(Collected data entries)
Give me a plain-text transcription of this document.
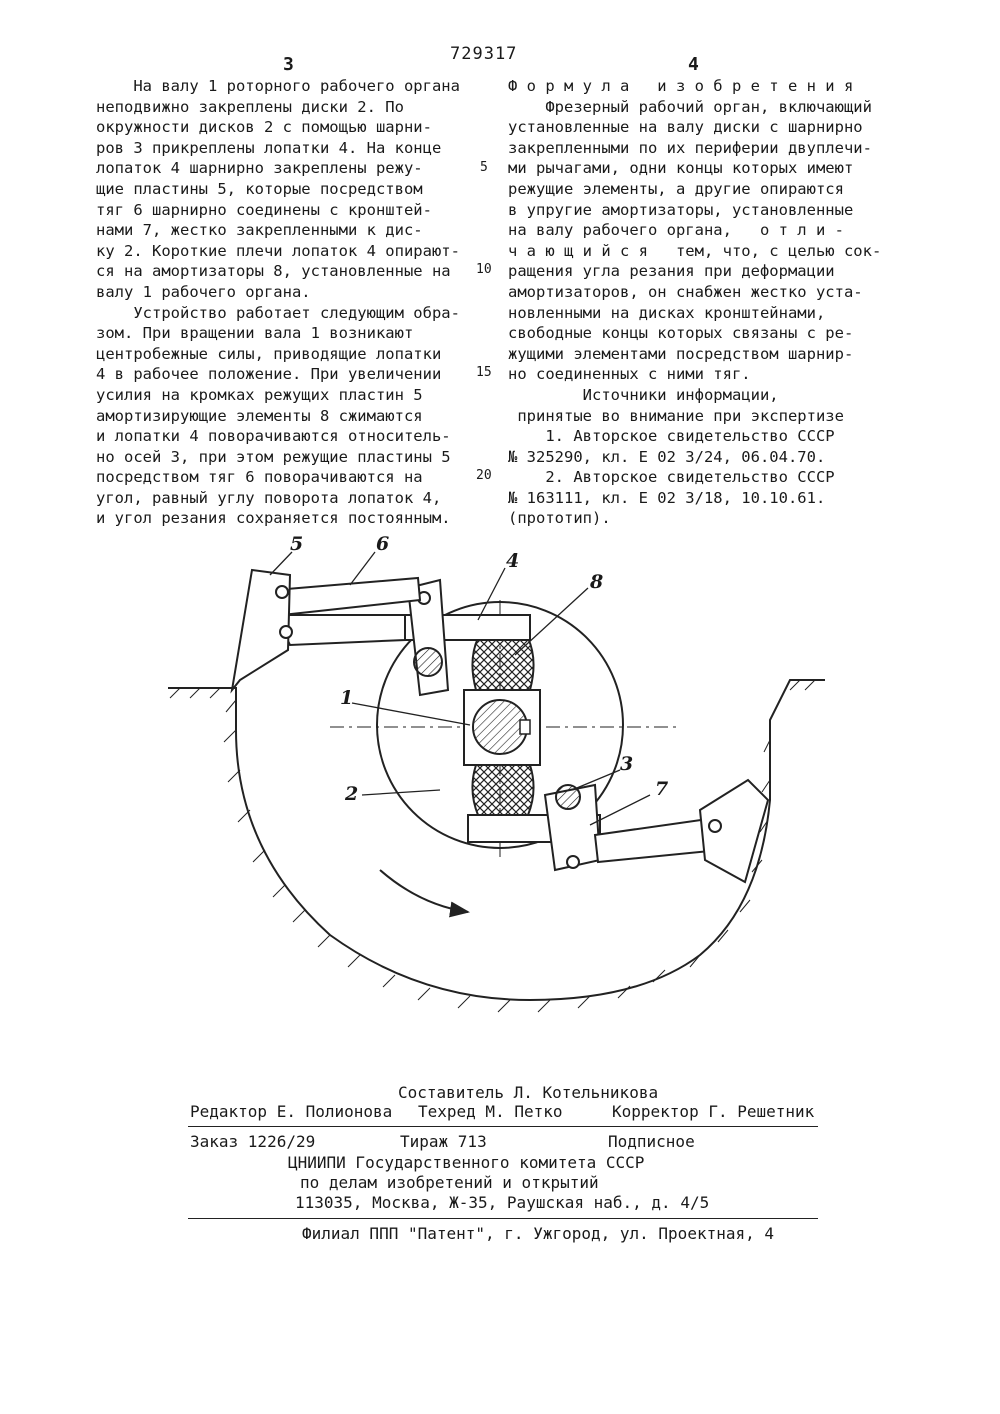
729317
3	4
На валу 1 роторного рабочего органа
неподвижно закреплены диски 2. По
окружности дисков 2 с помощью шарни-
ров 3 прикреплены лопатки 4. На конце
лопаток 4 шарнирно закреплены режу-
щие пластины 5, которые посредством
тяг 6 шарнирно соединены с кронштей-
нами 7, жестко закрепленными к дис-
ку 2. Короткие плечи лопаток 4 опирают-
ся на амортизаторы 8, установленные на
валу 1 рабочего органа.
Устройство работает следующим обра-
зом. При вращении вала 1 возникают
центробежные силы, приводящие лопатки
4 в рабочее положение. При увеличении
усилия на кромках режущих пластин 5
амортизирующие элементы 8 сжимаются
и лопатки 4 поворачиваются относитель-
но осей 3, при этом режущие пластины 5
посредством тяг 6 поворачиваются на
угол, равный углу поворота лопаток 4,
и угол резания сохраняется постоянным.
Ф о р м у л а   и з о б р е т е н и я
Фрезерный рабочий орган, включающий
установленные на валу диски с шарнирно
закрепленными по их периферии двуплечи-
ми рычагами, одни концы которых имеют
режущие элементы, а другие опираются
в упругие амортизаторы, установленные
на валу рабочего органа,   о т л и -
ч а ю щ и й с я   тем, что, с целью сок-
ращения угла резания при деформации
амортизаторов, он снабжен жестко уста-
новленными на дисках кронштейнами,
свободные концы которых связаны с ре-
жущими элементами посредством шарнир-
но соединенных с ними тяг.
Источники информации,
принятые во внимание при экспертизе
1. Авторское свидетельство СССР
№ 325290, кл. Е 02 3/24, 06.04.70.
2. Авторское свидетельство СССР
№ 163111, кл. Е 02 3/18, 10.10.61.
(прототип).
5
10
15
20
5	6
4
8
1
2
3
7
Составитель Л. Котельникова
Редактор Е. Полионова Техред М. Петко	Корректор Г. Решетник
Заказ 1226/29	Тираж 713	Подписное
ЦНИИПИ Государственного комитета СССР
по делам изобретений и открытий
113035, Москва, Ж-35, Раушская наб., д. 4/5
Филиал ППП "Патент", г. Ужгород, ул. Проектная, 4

→ **EXERCISE**:
Your task is to transcribe all of the records precisely, with no images included.

→ **RESPONSE TO THIS TASK**:
Give me a plain-text transcription of this document.
729317
3	4
На валу 1 роторного рабочего органа
неподвижно закреплены диски 2. По
окружности дисков 2 с помощью шарни-
ров 3 прикреплены лопатки 4. На конце
лопаток 4 шарнирно закреплены режу-
щие пластины 5, которые посредством
тяг 6 шарнирно соединены с кронштей-
нами 7, жестко закрепленными к дис-
ку 2. Короткие плечи лопаток 4 опирают-
ся на амортизаторы 8, установленные на
валу 1 рабочего органа.
Устройство работает следующим обра-
зом. При вращении вала 1 возникают
центробежные силы, приводящие лопатки
4 в рабочее положение. При увеличении
усилия на кромках режущих пластин 5
амортизирующие элементы 8 сжимаются
и лопатки 4 поворачиваются относитель-
но осей 3, при этом режущие пластины 5
посредством тяг 6 поворачиваются на
угол, равный углу поворота лопаток 4,
и угол резания сохраняется постоянным.
Ф о р м у л а   и з о б р е т е н и я
Фрезерный рабочий орган, включающий
установленные на валу диски с шарнирно
закрепленными по их периферии двуплечи-
ми рычагами, одни концы которых имеют
режущие элементы, а другие опираются
в упругие амортизаторы, установленные
на валу рабочего органа,   о т л и -
ч а ю щ и й с я   тем, что, с целью сок-
ращения угла резания при деформации
амортизаторов, он снабжен жестко уста-
новленными на дисках кронштейнами,
свободные концы которых связаны с ре-
жущими элементами посредством шарнир-
но соединенных с ними тяг.
Источники информации,
принятые во внимание при экспертизе
1. Авторское свидетельство СССР
№ 325290, кл. Е 02 3/24, 06.04.70.
2. Авторское свидетельство СССР
№ 163111, кл. Е 02 3/18, 10.10.61.
(прототип).
5
10
15
20
5	6
4
8
1
2
3
7
Составитель Л. Котельникова
Редактор Е. Полионова Техред М. Петко	Корректор Г. Решетник
Заказ 1226/29	Тираж 713	Подписное
ЦНИИПИ Государственного комитета СССР
по делам изобретений и открытий
113035, Москва, Ж-35, Раушская наб., д. 4/5
Филиал ППП "Патент", г. Ужгород, ул. Проектная, 4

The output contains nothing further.